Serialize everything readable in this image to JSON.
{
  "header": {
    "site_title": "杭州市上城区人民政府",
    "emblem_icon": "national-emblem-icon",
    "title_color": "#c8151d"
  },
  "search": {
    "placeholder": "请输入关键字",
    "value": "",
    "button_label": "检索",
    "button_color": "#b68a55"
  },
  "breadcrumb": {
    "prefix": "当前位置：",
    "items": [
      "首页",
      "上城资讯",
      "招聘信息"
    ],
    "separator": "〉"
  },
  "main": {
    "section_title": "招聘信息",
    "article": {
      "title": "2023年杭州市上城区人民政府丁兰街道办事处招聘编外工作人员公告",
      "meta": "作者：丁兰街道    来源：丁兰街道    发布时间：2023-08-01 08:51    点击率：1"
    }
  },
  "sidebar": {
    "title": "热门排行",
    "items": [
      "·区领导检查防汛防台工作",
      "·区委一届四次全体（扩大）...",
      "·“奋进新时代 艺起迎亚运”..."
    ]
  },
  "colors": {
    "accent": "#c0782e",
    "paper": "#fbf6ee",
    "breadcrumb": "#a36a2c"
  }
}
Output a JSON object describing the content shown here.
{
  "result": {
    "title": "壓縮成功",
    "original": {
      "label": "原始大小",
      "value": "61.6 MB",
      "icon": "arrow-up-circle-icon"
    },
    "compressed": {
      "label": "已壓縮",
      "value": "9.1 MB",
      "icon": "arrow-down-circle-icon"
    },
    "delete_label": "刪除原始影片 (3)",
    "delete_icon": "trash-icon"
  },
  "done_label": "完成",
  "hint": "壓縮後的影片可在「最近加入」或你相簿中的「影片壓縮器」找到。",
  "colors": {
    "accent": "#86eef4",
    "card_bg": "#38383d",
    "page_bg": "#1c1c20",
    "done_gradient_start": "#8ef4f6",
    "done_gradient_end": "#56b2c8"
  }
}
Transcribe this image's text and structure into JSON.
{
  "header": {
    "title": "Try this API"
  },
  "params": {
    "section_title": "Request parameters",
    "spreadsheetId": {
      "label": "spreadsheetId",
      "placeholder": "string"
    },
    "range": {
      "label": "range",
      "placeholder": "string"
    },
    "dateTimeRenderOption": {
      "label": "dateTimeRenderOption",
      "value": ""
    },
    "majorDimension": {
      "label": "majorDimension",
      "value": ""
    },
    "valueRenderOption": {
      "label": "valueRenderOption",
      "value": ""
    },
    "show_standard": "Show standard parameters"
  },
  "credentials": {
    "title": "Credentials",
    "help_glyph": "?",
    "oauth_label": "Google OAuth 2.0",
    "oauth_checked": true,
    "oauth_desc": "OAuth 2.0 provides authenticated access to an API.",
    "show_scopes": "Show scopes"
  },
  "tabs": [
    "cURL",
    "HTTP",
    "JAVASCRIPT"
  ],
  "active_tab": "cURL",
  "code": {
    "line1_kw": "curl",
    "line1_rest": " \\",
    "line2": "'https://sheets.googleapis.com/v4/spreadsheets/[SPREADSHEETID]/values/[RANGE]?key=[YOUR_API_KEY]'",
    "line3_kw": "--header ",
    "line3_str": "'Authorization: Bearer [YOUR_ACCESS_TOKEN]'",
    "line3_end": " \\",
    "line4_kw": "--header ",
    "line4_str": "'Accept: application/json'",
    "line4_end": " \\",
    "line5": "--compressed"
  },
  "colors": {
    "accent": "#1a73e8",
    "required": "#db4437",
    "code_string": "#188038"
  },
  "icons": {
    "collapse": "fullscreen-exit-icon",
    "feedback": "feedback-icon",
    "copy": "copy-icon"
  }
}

- Request
Reproduce the complete data exactly as presented above.

- Final answer
Serialize everything readable in this image to JSON.
{
  "header": {
    "site_title": "杭州市上城区人民政府",
    "emblem_icon": "national-emblem-icon",
    "title_color": "#c8151d"
  },
  "search": {
    "placeholder": "请输入关键字",
    "value": "",
    "button_label": "检索",
    "button_color": "#b68a55"
  },
  "breadcrumb": {
    "prefix": "当前位置：",
    "items": [
      "首页",
      "上城资讯",
      "招聘信息"
    ],
    "separator": "〉"
  },
  "main": {
    "section_title": "招聘信息",
    "article": {
      "title": "2023年杭州市上城区人民政府丁兰街道办事处招聘编外工作人员公告",
      "meta": "作者：丁兰街道    来源：丁兰街道    发布时间：2023-08-01 08:51    点击率：1"
    }
  },
  "sidebar": {
    "title": "热门排行",
    "items": [
      "·区领导检查防汛防台工作",
      "·区委一届四次全体（扩大）...",
      "·“奋进新时代 艺起迎亚运”..."
    ]
  },
  "colors": {
    "accent": "#c0782e",
    "paper": "#fbf6ee",
    "breadcrumb": "#a36a2c"
  }
}
Output a JSON object describing the content shown here.
{
  "result": {
    "title": "壓縮成功",
    "original": {
      "label": "原始大小",
      "value": "61.6 MB",
      "icon": "arrow-up-circle-icon"
    },
    "compressed": {
      "label": "已壓縮",
      "value": "9.1 MB",
      "icon": "arrow-down-circle-icon"
    },
    "delete_label": "刪除原始影片 (3)",
    "delete_icon": "trash-icon"
  },
  "done_label": "完成",
  "hint": "壓縮後的影片可在「最近加入」或你相簿中的「影片壓縮器」找到。",
  "colors": {
    "accent": "#86eef4",
    "card_bg": "#38383d",
    "page_bg": "#1c1c20",
    "done_gradient_start": "#8ef4f6",
    "done_gradient_end": "#56b2c8"
  }
}
Transcribe this image's text and structure into JSON.
{
  "header": {
    "title": "Try this API"
  },
  "params": {
    "section_title": "Request parameters",
    "spreadsheetId": {
      "label": "spreadsheetId",
      "placeholder": "string"
    },
    "range": {
      "label": "range",
      "placeholder": "string"
    },
    "dateTimeRenderOption": {
      "label": "dateTimeRenderOption",
      "value": ""
    },
    "majorDimension": {
      "label": "majorDimension",
      "value": ""
    },
    "valueRenderOption": {
      "label": "valueRenderOption",
      "value": ""
    },
    "show_standard": "Show standard parameters"
  },
  "credentials": {
    "title": "Credentials",
    "help_glyph": "?",
    "oauth_label": "Google OAuth 2.0",
    "oauth_checked": true,
    "oauth_desc": "OAuth 2.0 provides authenticated access to an API.",
    "show_scopes": "Show scopes"
  },
  "tabs": [
    "cURL",
    "HTTP",
    "JAVASCRIPT"
  ],
  "active_tab": "cURL",
  "code": {
    "line1_kw": "curl",
    "line1_rest": " \\",
    "line2": "'https://sheets.googleapis.com/v4/spreadsheets/[SPREADSHEETID]/values/[RANGE]?key=[YOUR_API_KEY]'",
    "line3_kw": "--header ",
    "line3_str": "'Authorization: Bearer [YOUR_ACCESS_TOKEN]'",
    "line3_end": " \\",
    "line4_kw": "--header ",
    "line4_str": "'Accept: application/json'",
    "line4_end": " \\",
    "line5": "--compressed"
  },
  "colors": {
    "accent": "#1a73e8",
    "required": "#db4437",
    "code_string": "#188038"
  },
  "icons": {
    "collapse": "fullscreen-exit-icon",
    "feedback": "feedback-icon",
    "copy": "copy-icon"
  }
}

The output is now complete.